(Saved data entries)
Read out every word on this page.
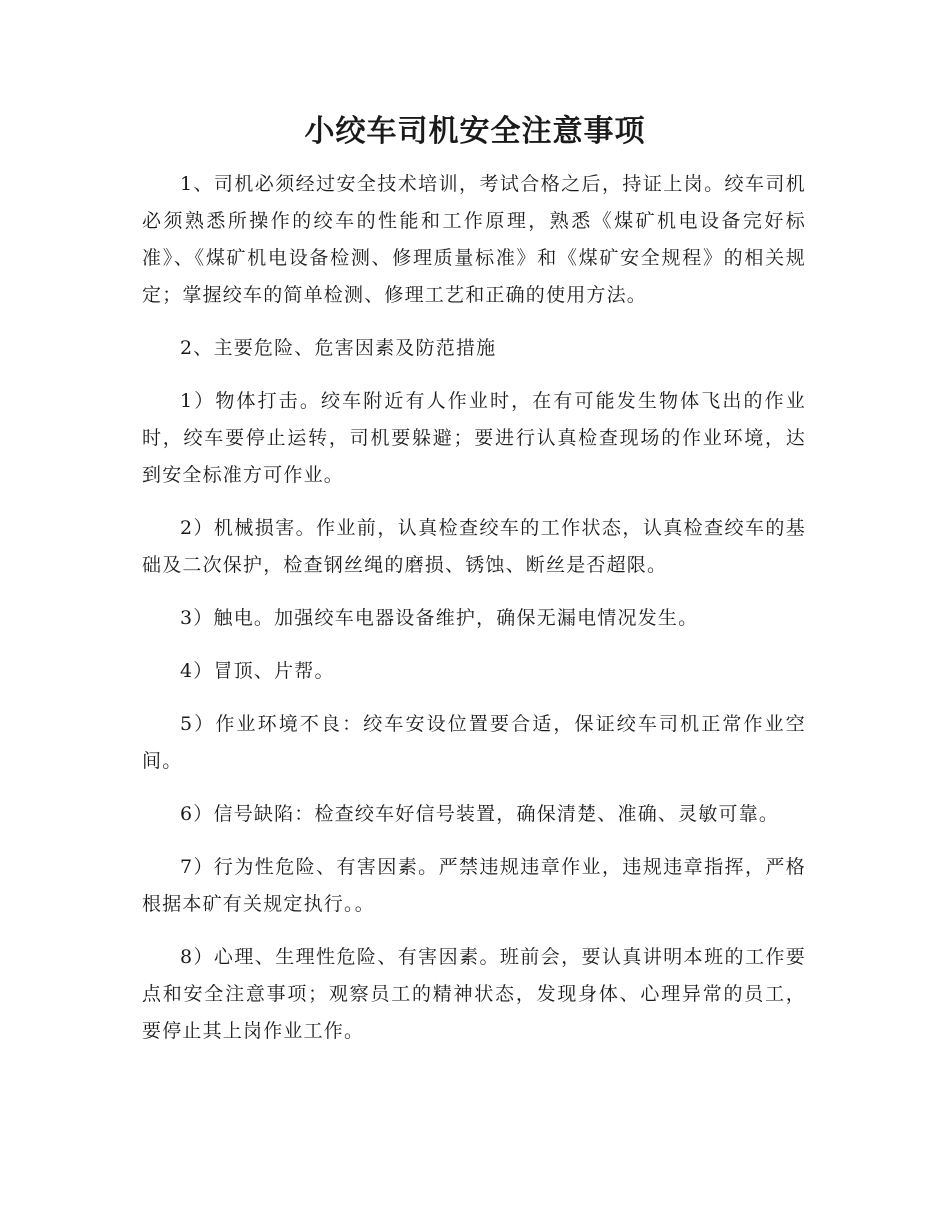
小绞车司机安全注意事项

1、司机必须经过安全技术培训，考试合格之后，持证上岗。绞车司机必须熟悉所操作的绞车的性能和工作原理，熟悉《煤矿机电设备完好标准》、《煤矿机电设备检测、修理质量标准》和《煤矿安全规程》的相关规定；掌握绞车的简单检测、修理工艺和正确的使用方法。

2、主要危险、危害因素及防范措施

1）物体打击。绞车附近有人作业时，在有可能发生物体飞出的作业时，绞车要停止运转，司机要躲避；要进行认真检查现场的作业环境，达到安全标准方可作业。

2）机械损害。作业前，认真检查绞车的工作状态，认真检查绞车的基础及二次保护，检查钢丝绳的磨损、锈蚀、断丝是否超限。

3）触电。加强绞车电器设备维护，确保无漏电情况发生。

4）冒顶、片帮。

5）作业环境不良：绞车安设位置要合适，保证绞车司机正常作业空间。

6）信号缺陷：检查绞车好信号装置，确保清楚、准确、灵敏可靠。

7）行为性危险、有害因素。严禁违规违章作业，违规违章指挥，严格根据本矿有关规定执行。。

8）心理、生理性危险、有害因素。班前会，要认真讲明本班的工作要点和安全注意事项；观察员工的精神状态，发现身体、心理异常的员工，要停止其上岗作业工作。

▶ [INSTRUCTIONS FOR THE TASK]: Pull every line containing "有害因素" out of the records.

▶ [TASK OUTPUT]:
7）行为性危险、有害因素。严禁违规违章作业，违规违章指挥，严格根据本矿有关规定执行。。
8）心理、生理性危险、有害因素。班前会，要认真讲明本班的工作要点和安全注意事项；观察员工的精神状态，发现身体、心理异常的员工，要停止其上岗作业工作。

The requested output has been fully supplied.